* Begin TEXT SEGMENT *
Objective: Identify elephant flows from all the flows, given the elephants and mice phenomenon (or mass-count disparity in statistics term) happens in the Internet.

Elephants and mice are defined according to their average bandwidth rather than file size or duration. Because of the power law heavy tail property, a flow is charactierised as an elephant when it is located at the tail of the flow bandwidth distribution. A threshold is determined so that the bandwidth higher than the threshold is said to be elephant. The threshold can be determined initially in two ways:

  1. AEST methodology, which assumes flow bandwidth is Pareto, \(P[X>x] \sim cx^{-\alpha}\), and therefore set the threshold \(\hat x = \min_x(\dfrac{d\log F(x)}{d\log x} - \alpha)\).
  2. Constant load, set the threshold to \(\hat x\) such that \(\int_{\hat x}^\infty xf(x)dx=R\%\). The threshold is determined continuously and we run an auto-regressive filter on \(\hat x\): \(v(n) = (1-\beta)v(n)+\beta\hat x(n)\), and decided a flow of bandwidth \(x(n)\) is elephant if \(x(n)>v(n)\).

However, because flows are bursty, the decision can be improved by introducing latent heat, which defined as: \(L(n)=\sum_{t=n-k}^{n} x(t)-v(t)\). The new decision rule is that \(L(n)>0\) for elephant. This improvement is to avoid reclassification for short-term fluctuations and let the membership of elephants change less frequently.

To read: AEST approach to determine the Pareto distribution parameters. See Crovella and Taqqu, “Estimating the Heavy Tail Index from Scaling Properties” (1999)

Bibliographic data

   title = "On the Feasibility of Identifying Elephants in Internet Backbone Traffic",
   author = "K. Papagiannaki and N. Taft and S. Bhattacharya and P. Thiran and K. Salamatian and C. Diot",
   insitution = "Sprint Labs",
   howpublished = "Sprint Tech Report",
   number = "ATL Technical Report TR01-ATL-110918",
   month = "November",
   year = "2001",
* End TEXT SEGMENT *
* Begin GIVEN ENTRIES *
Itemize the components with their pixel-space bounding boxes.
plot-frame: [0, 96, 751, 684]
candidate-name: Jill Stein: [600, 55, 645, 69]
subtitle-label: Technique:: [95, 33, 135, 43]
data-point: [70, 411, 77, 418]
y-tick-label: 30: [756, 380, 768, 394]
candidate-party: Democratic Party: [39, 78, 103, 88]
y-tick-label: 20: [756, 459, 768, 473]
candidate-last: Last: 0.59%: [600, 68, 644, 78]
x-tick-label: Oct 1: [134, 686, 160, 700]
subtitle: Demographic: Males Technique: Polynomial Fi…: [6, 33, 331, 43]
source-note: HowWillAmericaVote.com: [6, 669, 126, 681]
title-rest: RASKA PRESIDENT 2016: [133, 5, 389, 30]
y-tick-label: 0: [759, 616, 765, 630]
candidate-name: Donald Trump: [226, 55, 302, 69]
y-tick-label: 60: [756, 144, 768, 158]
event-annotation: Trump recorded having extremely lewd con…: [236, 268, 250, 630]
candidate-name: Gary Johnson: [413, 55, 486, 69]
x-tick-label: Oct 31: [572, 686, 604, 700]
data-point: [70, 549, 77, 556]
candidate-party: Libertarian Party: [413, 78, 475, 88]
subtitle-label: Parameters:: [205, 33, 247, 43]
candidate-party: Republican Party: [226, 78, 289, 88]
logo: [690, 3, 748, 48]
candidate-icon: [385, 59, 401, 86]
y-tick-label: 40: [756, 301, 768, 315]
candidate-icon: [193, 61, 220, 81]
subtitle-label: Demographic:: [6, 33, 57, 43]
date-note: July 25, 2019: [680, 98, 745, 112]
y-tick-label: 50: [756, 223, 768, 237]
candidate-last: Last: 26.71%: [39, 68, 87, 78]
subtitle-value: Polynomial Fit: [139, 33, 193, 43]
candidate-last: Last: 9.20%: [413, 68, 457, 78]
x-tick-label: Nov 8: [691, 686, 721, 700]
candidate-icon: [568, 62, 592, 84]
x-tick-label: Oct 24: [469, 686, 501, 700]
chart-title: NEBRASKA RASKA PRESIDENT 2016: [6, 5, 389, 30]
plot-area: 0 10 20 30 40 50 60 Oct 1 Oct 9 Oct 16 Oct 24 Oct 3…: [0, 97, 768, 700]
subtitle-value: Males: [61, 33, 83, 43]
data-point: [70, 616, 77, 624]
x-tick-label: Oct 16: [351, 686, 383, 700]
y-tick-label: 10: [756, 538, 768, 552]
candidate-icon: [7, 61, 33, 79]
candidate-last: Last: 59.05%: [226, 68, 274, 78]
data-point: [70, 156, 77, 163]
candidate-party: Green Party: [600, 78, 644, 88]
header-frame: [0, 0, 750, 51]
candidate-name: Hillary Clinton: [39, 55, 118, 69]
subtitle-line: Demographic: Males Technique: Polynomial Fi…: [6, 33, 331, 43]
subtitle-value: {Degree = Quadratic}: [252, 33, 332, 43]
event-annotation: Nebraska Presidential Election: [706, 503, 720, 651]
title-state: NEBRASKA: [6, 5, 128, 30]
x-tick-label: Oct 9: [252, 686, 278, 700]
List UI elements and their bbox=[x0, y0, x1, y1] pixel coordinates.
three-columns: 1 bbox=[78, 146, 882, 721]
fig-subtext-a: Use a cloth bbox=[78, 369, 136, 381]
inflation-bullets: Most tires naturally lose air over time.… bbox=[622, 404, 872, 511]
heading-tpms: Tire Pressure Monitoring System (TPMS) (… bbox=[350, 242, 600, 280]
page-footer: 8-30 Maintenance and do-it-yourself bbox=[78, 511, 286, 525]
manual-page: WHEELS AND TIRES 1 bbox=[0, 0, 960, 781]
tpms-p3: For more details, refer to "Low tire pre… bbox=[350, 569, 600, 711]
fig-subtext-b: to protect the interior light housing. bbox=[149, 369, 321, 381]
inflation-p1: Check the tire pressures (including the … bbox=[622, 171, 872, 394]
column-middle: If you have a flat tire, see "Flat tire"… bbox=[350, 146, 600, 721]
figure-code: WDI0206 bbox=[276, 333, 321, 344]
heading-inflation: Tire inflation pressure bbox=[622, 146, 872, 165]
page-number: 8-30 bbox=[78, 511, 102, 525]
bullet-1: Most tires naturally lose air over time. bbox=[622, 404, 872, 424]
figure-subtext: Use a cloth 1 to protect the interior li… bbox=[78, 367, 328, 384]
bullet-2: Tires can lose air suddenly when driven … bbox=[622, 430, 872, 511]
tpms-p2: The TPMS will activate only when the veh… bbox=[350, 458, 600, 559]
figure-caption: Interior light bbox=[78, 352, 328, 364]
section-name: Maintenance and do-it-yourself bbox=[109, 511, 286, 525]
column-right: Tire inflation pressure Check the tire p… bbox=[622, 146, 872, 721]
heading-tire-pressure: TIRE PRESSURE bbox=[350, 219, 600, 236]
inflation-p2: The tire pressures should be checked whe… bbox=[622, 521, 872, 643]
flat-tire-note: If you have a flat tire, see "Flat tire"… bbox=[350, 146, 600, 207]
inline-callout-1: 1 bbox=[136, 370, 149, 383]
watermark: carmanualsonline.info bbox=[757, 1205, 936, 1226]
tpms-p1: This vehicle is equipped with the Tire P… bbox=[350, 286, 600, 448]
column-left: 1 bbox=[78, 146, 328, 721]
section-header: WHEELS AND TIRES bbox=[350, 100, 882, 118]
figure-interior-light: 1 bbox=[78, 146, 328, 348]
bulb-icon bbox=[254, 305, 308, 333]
* End GIVEN ENTRIES *
TASK LIST —
1. Answer these from the elephant flow text:
(a) By what measure are elephants and mice defined?
(b) What distribution does the AEST methodology assume for flow bandwidth?
(c) What decision rule classifies a flow as an elephant once latent heat is introduced?
2. Reproduce the stretch of the elephant flow text from "Objective: Identify elephant" through "in the Internet.", character for character.

RESPONSES BY TASK —
1.
(a) By their average bandwidth, not file size or duration.
(b) A Pareto distribution.
(c) A flow is an elephant when L(n) > 0.

2.
Objective: Identify elephant flows from all the flows, given the elephants and mice phenomenon (or mass-count disparity in statistics term) happens in the Internet.